**EXERCISES TO COMPLETE:**
[1] In the Country Queer page below, condense the paragraph beginning "Country Queer was founded by former No Depression staffer" into a short bulleted list, keeping its main facts.
[2] According to the Country Queer page below, from whom did Geist buy the Strange Fire site?

**PAGE EXCERPT:**
───

Country Queer
- Website type: Online magazine
- Available in: English
- Founded: 2019
- Country of origin: United States
- Owner: CQ Media LLC
- Founder: Dale Henry Geist
- Editor: Lilli Lewis
- Website: countryqueer.com
- Launched: September 2019; 7 years ago
- Current status: Inactive

= Country Queer =

Online music magazine, founded 2019

Country Queer is an online music magazine that focuses on LGBTQ+ musical artists in Country and Americana music.

== History ==
Country Queer was founded by former No Depression staffer Dale Henry Geist. The publication launched in September 2019. Geist founded Country Queer in response to what he described as a noticeable absence of queer people in the music media he consumed, particularly in Country and Americana music. In describing how the publication began, Geist wrote:

I logged into GoDaddy and pointed the countryqueer.com domain to the WordPress site that had been Strange Fire. Back when I had a job, and more money than time, I’d bought the site from Cindy Emch, who had inherited it from its founder, Kevin James Thornton. I kept Cindy on as Editor-In-Chief, replaced the Strange Fire logo with ours, and we went to town.

───

**SOURCE MATERIAL:**
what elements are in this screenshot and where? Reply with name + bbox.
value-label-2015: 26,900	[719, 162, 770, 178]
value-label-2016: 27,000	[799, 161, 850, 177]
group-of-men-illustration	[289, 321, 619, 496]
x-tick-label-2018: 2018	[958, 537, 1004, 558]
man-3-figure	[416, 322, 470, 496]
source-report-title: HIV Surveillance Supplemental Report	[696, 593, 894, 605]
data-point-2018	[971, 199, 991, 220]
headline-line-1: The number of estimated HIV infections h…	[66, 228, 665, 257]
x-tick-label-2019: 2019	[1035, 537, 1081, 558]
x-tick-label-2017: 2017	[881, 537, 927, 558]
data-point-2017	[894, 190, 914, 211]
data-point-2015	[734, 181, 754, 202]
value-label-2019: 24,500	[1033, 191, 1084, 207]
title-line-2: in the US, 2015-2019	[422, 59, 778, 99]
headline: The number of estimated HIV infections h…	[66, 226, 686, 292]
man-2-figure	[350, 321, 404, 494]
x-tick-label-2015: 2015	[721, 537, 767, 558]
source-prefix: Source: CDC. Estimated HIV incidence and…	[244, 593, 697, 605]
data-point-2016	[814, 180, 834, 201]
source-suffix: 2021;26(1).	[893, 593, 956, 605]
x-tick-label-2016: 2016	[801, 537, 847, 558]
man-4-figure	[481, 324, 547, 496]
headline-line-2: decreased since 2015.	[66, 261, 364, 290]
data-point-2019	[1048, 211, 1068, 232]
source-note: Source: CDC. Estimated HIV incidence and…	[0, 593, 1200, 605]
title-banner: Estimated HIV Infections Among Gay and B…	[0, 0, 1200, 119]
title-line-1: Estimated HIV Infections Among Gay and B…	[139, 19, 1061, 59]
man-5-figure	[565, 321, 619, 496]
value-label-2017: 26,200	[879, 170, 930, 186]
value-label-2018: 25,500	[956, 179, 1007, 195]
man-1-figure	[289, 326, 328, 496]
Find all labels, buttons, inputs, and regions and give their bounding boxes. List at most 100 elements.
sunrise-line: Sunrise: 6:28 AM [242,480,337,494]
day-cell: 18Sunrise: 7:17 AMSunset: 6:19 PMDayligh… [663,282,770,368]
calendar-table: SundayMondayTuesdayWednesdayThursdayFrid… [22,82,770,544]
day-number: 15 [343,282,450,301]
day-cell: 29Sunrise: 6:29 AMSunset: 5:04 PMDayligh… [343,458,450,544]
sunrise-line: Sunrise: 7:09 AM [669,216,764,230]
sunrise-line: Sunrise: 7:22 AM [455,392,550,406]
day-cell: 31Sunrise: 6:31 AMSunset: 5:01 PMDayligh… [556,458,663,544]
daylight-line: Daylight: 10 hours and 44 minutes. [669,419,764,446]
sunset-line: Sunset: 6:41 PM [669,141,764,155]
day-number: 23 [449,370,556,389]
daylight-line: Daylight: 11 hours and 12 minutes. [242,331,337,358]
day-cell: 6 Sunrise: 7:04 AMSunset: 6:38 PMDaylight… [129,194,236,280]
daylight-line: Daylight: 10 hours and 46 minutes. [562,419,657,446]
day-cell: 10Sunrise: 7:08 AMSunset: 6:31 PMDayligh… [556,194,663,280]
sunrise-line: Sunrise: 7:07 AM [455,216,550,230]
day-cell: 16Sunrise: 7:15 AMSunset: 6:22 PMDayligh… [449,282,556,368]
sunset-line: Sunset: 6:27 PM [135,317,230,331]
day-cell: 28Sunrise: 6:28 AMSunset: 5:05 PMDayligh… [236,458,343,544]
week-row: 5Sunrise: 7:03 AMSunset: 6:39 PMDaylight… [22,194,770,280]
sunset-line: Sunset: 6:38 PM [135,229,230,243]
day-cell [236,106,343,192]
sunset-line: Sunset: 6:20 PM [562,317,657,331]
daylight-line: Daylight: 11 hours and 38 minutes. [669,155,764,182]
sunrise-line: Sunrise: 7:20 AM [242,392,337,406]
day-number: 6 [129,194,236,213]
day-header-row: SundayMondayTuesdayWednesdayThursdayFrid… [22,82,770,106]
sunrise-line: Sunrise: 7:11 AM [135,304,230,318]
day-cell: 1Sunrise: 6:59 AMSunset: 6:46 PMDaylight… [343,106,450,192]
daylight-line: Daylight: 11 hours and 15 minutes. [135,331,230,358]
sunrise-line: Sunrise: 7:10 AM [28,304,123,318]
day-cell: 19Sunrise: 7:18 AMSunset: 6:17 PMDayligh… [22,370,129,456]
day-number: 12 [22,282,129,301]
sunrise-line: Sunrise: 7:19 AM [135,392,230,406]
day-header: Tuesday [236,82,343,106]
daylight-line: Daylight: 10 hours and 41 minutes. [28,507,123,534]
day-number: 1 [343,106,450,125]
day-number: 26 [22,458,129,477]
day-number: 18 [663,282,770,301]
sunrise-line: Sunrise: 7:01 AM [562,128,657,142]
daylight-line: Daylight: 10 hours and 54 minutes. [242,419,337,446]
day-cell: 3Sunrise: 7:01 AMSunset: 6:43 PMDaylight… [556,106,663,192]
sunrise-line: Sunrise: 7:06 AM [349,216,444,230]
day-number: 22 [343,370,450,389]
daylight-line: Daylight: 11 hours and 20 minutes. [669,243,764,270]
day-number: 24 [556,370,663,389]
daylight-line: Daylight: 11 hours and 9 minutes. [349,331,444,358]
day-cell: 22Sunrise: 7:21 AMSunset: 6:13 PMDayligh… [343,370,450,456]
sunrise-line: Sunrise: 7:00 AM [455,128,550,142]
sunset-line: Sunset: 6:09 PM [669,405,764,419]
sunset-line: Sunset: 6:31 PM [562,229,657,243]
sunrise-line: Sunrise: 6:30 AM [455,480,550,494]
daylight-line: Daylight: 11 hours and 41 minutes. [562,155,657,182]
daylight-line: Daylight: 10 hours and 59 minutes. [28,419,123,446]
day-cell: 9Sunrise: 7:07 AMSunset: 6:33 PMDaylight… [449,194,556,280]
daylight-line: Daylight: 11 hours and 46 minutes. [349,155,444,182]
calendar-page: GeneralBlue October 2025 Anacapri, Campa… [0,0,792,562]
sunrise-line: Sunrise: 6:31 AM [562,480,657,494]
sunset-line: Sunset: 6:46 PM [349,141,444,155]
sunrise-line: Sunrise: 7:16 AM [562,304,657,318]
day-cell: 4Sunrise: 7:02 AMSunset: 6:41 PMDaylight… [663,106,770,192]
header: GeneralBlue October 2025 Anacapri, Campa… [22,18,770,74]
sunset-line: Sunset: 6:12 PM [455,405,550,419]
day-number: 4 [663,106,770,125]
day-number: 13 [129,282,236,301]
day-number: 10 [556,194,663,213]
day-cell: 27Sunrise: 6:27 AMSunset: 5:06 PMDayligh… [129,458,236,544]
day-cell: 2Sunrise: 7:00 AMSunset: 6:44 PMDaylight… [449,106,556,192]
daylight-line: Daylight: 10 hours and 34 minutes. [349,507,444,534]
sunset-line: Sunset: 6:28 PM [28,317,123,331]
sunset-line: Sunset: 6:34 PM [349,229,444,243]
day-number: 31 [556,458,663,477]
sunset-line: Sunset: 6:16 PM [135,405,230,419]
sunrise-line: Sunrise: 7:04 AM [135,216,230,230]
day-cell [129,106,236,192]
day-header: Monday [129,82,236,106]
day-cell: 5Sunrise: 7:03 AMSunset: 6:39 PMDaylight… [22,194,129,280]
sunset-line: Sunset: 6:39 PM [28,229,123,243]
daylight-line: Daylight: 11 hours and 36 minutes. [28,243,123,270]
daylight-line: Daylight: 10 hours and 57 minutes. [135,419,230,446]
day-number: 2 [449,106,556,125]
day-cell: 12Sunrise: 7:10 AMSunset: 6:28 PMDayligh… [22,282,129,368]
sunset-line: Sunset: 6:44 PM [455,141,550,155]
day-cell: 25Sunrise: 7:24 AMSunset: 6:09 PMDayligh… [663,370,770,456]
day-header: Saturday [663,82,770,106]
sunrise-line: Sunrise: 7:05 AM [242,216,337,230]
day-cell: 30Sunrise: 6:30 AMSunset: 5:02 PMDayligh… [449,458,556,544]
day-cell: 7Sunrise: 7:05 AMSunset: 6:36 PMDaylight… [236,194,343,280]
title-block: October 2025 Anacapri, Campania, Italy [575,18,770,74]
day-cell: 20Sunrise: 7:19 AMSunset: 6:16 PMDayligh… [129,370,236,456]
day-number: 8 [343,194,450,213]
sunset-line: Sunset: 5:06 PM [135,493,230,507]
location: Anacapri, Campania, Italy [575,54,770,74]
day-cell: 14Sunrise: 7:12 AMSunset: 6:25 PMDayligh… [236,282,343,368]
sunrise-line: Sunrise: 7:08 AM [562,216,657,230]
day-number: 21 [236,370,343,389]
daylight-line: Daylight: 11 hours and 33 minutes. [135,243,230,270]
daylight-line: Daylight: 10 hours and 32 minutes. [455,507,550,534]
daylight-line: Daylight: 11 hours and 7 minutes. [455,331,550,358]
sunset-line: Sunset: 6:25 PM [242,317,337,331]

───

**RESPONSE LIST:**
[1]
- Founded by Dale Henry Geist, a former No Depression staffer
- Launched in September 2019
- Geist started it because of what he described as a noticeable absence of queer people in the music media he consumed, particularly in Country and Americana music

[2] Cindy Emch